━━━━━ TEXTBLOCK ━━━━━
Spiegel, 11. April 2005
Jerzy hat bewegende Momente hinter sich: Er kommt gerade aus dem Stadion des Fußballclubs „Cracovia“ und ist von Kopf bis Fuß Fan. Auch hier verehrt man Karol Wojtyła. Der Papst war schließlich auch fußballversessen und als junger Mann selber mal Torhüter. 25000 Fans haben sich zusammengefunden, um auf ihre Art vom Papst Abschied zu nehmen: Die Anhänger der verfeindeten Clubs „Wisła“ (Weichsel) und „Cracovia“ legen ihren mehrjährigen Streit, dem auch politische Gründe aus der Vorwendezeit zugrunde liegen, bei. Wie schon die Jugendlichen in Tschenstochau singen sie Karol Wojtyłas Lieblingslied „Barka“ („Kahn“). Hier spricht man gern von Karol Wojtyła, öfter als von Papst Johannes Paul II. – um zu betonen, wie sehr er doch „einer von uns“ war.
Der muskulöse Junge mit dem „Cracovia“-Tattoo hat klare Gründe, den Papst zu mögen: Der hat in starkem Maße dazu beigetragen, daß „Scheiß-Jaruzelski“ weg ist und Jerzy demnächst ein Praktikum in Birmingham machen kann. Dann fängt Jerzy plötzlich an, von seinem Großvater zu sprechen. Er ist bei der Verteidigung Warschaus gefallen. Und Krakau – das wollten die Deutschen genauso ausradieren wie Warschau. Nur ein Zufall der Geschichte hat die Stadt davor bewahrt, sagt Jerzy und sieht mich an. Nach Monaten ohne Truppenbewegung war die Armee im Januar 1945 in diesem Gebiet wieder vorangekommen und kam in Südpolen rasch vorwärts. Die Deutschen hatten einfach keine Zeit mehr, Krakau zu zerstören. – Man spürt, in diesen Tagen spielen hier in Polen viele Dinge mit, und es ist nicht zuletzt die Stadt Krakau, die sich ein wenig selber feiert.
Wahrscheinlich hätte sich Jerzy für einen Papst anderer Nationalität nicht besonders interessiert. Für ihn ist Karol Wojtyła in erster Linie ein weltberühmter Pole und in zweiter Linie das Kirchenoberhaupt gewesen. Der Papst war fraglos ein Teil der polnischen Identität. Und man spürt, wenn man hier ist, wie groß gerade bei den Jüngeren die Sehnsucht danach ist, einmal auf eine in aller Welt anerkannte Figur verweisen zu können.
━━━━━ ENTNOMMENES MATERIAL ━━━━━
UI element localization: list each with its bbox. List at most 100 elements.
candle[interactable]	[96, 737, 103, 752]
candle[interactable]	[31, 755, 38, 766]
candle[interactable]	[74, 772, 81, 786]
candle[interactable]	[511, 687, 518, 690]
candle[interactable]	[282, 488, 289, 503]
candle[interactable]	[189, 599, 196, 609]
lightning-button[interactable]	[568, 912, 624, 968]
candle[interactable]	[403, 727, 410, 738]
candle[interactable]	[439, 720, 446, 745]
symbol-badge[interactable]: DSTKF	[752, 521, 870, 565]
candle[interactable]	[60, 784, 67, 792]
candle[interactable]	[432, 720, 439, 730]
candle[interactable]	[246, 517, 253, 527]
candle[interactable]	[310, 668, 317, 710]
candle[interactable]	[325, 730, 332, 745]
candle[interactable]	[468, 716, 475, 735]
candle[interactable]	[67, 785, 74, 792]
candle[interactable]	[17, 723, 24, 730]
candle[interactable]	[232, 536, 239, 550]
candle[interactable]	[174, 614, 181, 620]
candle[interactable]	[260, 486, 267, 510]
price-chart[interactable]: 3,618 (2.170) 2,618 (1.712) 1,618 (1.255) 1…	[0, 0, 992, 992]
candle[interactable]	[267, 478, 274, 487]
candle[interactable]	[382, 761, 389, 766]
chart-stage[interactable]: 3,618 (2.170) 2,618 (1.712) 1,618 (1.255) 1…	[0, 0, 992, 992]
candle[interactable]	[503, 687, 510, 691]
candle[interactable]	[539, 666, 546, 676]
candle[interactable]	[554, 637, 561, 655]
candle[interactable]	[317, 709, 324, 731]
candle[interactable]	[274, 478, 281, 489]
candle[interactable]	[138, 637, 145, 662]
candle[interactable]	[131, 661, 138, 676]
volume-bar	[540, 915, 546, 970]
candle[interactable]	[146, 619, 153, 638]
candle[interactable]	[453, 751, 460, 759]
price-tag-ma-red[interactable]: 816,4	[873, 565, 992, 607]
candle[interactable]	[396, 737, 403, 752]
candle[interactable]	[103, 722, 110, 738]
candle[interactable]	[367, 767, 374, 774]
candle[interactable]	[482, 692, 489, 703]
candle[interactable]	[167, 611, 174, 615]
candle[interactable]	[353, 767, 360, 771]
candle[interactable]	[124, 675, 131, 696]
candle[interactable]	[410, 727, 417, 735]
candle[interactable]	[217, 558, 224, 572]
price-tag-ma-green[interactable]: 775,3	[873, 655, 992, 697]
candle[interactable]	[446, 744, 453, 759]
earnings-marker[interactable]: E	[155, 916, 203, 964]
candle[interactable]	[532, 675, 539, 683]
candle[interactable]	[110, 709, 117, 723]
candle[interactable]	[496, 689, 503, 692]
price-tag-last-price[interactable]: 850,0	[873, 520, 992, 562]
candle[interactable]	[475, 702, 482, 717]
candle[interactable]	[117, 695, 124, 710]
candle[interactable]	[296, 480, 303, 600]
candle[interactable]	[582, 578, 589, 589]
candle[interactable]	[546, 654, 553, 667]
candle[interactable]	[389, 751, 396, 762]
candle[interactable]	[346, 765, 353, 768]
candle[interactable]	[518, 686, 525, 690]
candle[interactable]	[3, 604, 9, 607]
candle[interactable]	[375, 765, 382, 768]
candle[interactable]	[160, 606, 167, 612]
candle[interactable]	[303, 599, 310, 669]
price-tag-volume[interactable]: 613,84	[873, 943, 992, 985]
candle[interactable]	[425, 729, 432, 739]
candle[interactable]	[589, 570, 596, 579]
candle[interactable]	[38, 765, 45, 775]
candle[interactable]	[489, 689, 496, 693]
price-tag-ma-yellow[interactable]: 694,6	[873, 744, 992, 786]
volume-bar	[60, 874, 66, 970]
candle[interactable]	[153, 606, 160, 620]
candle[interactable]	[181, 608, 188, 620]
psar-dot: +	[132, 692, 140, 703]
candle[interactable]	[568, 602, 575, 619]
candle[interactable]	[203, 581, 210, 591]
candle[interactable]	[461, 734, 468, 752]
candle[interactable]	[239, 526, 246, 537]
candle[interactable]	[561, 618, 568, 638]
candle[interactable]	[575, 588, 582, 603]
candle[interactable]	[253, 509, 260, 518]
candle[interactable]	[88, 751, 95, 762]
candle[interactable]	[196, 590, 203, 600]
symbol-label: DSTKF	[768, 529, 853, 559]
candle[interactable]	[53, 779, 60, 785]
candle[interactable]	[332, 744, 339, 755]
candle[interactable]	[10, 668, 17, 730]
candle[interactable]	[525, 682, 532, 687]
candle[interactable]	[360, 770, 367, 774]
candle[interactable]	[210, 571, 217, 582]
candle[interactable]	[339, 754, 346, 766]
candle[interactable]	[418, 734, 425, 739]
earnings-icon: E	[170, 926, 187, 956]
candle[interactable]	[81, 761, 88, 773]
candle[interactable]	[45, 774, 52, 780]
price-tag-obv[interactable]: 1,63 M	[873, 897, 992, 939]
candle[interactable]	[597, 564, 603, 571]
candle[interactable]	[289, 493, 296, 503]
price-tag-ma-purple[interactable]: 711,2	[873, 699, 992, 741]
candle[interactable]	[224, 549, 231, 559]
━━━━━
■ AUFGABE ■
Beantworte zum Text über Jerzy und den Papst diese Fragen:
(a) Wie viele Fans kamen im Stadion zusammen, um vom Papst Abschied zu nehmen?
(b) In welcher Stadt wird Jerzy demnächst ein Praktikum machen?
(c) In welchem Monat und Jahr kam die Armee in diesem Gebiet wieder voran?
Die Datensätze stammen aus einer anderen Quelle.

■ DIE ANTWORT ■
(a) 25000 Fans
(b) In Birmingham
(c) Im Januar 1945